• What to work on: Retype, without any change, the lines from the start of the records through the line containing "volume-bar <box>293 332 303 340</box>", including that line.

• Records for the exercise:
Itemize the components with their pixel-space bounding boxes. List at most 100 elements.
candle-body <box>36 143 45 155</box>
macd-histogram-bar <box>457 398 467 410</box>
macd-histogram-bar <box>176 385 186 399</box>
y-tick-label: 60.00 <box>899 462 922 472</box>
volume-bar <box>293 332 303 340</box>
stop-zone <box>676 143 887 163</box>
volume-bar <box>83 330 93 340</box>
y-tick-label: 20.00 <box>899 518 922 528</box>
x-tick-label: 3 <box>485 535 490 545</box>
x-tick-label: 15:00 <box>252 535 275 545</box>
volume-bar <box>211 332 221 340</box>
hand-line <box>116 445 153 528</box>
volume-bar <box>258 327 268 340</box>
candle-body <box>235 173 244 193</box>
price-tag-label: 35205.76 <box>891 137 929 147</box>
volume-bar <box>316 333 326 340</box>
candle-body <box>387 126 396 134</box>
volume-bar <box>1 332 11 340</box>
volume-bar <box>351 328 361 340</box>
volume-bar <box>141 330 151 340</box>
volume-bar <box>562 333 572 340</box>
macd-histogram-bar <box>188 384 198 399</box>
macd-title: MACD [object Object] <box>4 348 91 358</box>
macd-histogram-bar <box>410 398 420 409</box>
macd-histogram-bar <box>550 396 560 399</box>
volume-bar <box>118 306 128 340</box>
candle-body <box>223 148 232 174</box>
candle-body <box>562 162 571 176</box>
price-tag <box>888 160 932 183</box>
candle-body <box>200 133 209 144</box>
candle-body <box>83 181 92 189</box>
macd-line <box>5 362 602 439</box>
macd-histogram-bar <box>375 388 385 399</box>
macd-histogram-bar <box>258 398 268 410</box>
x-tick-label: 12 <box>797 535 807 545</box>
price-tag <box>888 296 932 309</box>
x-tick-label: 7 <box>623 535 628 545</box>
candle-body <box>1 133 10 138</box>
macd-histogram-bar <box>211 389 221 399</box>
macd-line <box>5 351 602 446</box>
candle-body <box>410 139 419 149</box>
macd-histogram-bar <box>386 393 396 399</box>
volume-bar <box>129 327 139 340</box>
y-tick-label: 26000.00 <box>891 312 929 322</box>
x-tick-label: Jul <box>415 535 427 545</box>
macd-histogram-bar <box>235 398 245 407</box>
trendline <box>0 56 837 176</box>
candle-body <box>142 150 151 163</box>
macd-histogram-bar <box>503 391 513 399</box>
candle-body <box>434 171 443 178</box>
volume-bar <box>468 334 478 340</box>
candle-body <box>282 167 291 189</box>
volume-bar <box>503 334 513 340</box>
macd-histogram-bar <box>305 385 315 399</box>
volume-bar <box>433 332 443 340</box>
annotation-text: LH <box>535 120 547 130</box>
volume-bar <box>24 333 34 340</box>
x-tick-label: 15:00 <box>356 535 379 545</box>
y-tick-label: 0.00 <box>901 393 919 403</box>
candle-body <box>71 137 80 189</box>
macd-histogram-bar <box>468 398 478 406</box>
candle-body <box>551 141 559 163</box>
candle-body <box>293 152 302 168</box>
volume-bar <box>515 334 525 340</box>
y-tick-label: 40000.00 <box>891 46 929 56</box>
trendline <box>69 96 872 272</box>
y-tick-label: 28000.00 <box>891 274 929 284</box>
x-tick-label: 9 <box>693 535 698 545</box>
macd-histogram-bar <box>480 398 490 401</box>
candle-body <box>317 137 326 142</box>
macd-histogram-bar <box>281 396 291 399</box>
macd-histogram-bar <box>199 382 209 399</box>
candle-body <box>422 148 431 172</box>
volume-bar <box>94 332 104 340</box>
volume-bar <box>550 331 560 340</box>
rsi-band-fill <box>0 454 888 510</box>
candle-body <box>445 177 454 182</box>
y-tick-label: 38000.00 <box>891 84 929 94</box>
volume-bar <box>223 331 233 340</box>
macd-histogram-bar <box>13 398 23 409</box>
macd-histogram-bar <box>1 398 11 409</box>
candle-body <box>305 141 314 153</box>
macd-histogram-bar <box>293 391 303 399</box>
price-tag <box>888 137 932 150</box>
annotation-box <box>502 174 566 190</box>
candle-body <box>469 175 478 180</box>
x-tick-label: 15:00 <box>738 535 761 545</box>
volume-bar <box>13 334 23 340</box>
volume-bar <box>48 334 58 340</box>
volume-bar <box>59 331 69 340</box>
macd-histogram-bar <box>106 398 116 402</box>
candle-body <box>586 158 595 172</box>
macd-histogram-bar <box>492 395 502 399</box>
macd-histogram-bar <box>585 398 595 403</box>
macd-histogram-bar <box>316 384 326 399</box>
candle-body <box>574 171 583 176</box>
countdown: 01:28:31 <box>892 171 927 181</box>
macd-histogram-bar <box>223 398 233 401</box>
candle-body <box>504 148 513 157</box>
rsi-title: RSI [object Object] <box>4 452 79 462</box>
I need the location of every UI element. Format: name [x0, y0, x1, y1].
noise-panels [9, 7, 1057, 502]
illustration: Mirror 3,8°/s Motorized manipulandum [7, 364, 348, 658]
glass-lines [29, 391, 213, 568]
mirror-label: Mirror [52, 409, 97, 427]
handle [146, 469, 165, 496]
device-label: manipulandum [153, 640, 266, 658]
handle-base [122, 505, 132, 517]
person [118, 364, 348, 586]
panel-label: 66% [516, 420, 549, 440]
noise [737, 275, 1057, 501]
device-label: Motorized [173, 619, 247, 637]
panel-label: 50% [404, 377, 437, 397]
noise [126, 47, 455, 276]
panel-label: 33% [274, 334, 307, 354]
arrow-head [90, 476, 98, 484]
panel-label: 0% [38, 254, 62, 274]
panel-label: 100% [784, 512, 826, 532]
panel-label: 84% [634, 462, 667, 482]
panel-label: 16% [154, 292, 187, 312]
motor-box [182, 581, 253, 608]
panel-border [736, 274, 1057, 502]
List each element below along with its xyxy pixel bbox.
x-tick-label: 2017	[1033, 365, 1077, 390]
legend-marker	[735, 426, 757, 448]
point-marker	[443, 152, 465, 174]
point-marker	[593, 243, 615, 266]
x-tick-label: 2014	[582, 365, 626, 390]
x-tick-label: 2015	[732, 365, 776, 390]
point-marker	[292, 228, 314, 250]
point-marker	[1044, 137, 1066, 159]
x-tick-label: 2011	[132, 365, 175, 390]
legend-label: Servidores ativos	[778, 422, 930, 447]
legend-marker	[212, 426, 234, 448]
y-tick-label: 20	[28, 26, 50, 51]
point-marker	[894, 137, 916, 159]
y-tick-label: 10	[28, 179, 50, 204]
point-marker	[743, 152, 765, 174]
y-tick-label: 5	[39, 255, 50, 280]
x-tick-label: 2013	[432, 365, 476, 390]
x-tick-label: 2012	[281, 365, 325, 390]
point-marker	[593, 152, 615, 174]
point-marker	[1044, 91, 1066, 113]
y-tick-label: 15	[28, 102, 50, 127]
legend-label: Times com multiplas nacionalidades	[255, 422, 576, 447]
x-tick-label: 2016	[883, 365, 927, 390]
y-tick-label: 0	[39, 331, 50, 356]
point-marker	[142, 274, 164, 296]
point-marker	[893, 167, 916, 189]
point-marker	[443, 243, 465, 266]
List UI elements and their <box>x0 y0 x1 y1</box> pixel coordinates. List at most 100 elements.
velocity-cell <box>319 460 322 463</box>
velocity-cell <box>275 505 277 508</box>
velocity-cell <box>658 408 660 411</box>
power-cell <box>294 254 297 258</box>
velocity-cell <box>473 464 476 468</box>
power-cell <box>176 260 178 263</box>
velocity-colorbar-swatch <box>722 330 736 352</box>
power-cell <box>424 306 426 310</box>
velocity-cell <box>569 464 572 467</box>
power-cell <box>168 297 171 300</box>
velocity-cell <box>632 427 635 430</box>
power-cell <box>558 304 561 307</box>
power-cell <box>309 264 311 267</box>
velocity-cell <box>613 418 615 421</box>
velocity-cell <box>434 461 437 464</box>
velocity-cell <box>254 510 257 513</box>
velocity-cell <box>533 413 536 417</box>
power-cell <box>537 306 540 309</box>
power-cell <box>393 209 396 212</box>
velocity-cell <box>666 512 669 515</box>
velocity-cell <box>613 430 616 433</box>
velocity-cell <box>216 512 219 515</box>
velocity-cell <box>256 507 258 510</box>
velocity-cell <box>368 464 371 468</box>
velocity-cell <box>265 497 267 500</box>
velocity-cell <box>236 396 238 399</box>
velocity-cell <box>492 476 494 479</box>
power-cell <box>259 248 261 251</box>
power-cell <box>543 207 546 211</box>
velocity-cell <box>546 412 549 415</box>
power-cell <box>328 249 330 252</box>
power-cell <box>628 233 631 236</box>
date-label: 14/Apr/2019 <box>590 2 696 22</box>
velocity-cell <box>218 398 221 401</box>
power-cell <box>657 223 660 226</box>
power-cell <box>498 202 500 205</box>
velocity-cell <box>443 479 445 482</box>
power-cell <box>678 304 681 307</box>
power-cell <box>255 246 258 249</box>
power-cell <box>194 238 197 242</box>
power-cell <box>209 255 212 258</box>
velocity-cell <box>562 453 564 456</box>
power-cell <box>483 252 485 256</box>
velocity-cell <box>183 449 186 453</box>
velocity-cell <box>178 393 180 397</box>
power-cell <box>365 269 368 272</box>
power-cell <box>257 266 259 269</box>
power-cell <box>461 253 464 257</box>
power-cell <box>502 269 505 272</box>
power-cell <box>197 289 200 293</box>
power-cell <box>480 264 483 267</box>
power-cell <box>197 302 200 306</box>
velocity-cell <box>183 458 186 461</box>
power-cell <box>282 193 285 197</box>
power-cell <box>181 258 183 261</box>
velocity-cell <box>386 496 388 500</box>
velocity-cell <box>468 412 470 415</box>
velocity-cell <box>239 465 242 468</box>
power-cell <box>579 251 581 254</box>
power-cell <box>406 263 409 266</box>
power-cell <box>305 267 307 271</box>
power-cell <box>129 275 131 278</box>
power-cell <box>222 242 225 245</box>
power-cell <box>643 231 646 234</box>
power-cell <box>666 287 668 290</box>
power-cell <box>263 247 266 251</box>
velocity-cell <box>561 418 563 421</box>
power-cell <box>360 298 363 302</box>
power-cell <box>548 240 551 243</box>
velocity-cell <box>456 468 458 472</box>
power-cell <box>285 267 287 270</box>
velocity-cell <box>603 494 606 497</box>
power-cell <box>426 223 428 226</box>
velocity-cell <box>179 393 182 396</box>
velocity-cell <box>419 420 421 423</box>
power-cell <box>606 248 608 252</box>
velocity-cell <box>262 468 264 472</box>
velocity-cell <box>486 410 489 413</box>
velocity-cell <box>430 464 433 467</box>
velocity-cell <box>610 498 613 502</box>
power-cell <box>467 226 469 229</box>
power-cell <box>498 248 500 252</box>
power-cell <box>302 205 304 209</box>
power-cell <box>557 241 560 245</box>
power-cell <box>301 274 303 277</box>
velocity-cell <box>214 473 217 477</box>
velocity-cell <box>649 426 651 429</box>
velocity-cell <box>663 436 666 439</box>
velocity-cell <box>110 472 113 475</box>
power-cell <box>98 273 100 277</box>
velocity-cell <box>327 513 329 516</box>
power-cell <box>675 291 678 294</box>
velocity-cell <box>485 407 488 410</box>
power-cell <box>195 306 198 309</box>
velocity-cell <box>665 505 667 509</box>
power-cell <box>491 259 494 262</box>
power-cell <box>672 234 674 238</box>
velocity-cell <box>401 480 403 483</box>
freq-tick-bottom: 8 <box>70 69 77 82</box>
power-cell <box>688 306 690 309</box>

• Full solution:
Itemize the components with their pixel-space bounding boxes. List at most 100 elements.
candle-body <box>36 143 45 155</box>
macd-histogram-bar <box>457 398 467 410</box>
macd-histogram-bar <box>176 385 186 399</box>
y-tick-label: 60.00 <box>899 462 922 472</box>
volume-bar <box>293 332 303 340</box>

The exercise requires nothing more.